[Stored data entries]
>> BEGIN

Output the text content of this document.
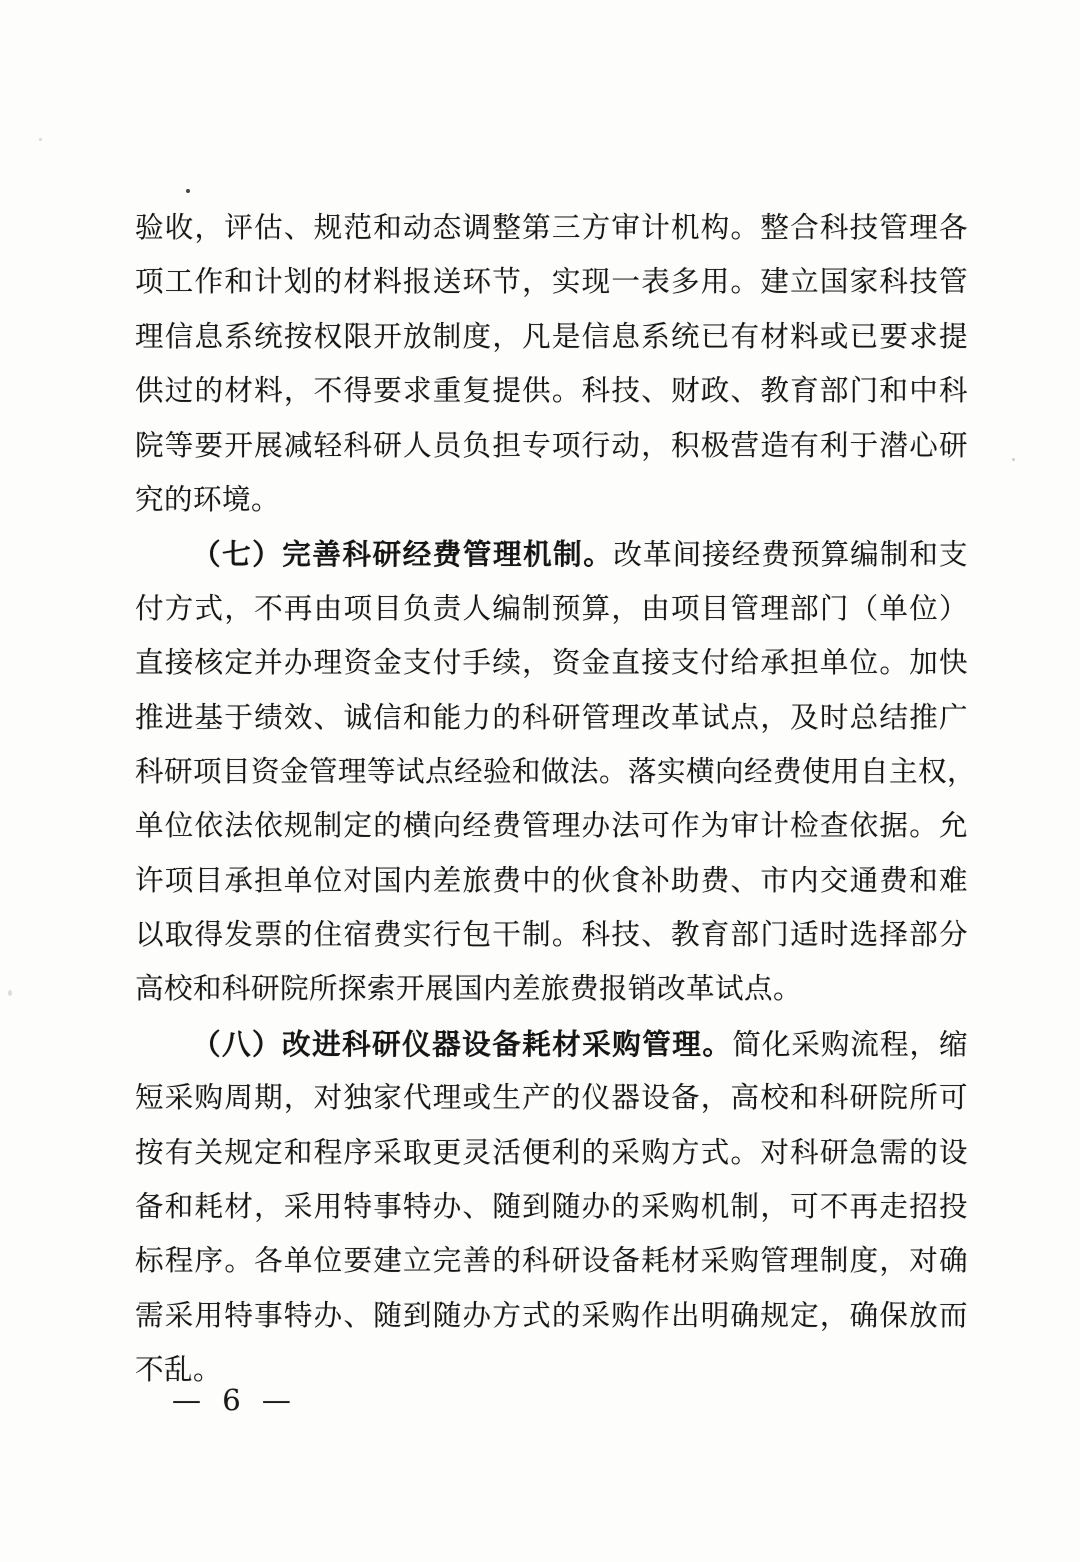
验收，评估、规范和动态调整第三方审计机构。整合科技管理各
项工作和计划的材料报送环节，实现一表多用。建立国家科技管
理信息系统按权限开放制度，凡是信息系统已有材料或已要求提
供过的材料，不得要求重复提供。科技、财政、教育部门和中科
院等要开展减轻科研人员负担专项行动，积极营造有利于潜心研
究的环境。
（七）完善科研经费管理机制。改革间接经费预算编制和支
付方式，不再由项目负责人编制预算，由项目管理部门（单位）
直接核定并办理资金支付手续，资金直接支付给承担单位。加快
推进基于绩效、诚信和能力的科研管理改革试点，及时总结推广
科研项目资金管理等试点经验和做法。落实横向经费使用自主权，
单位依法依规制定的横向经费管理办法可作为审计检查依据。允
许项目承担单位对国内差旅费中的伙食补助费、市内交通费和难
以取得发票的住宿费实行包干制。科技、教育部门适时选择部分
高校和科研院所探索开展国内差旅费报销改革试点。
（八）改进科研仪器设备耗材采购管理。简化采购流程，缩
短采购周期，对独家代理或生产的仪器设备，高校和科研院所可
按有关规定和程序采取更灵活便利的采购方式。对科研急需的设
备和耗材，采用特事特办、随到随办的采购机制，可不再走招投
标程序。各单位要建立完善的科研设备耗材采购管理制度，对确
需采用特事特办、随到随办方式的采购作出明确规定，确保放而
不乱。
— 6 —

>> END

● TASK BRIEF: Leave the pictures out and reproduce each record exactly as written.

● RESPONSE:
Output the text content of this document.
验收，评估、规范和动态调整第三方审计机构。整合科技管理各
项工作和计划的材料报送环节，实现一表多用。建立国家科技管
理信息系统按权限开放制度，凡是信息系统已有材料或已要求提
供过的材料，不得要求重复提供。科技、财政、教育部门和中科
院等要开展减轻科研人员负担专项行动，积极营造有利于潜心研
究的环境。
（七）完善科研经费管理机制。改革间接经费预算编制和支
付方式，不再由项目负责人编制预算，由项目管理部门（单位）
直接核定并办理资金支付手续，资金直接支付给承担单位。加快
推进基于绩效、诚信和能力的科研管理改革试点，及时总结推广
科研项目资金管理等试点经验和做法。落实横向经费使用自主权，
单位依法依规制定的横向经费管理办法可作为审计检查依据。允
许项目承担单位对国内差旅费中的伙食补助费、市内交通费和难
以取得发票的住宿费实行包干制。科技、教育部门适时选择部分
高校和科研院所探索开展国内差旅费报销改革试点。
（八）改进科研仪器设备耗材采购管理。简化采购流程，缩
短采购周期，对独家代理或生产的仪器设备，高校和科研院所可
按有关规定和程序采取更灵活便利的采购方式。对科研急需的设
备和耗材，采用特事特办、随到随办的采购机制，可不再走招投
标程序。各单位要建立完善的科研设备耗材采购管理制度，对确
需采用特事特办、随到随办方式的采购作出明确规定，确保放而
不乱。
— 6 —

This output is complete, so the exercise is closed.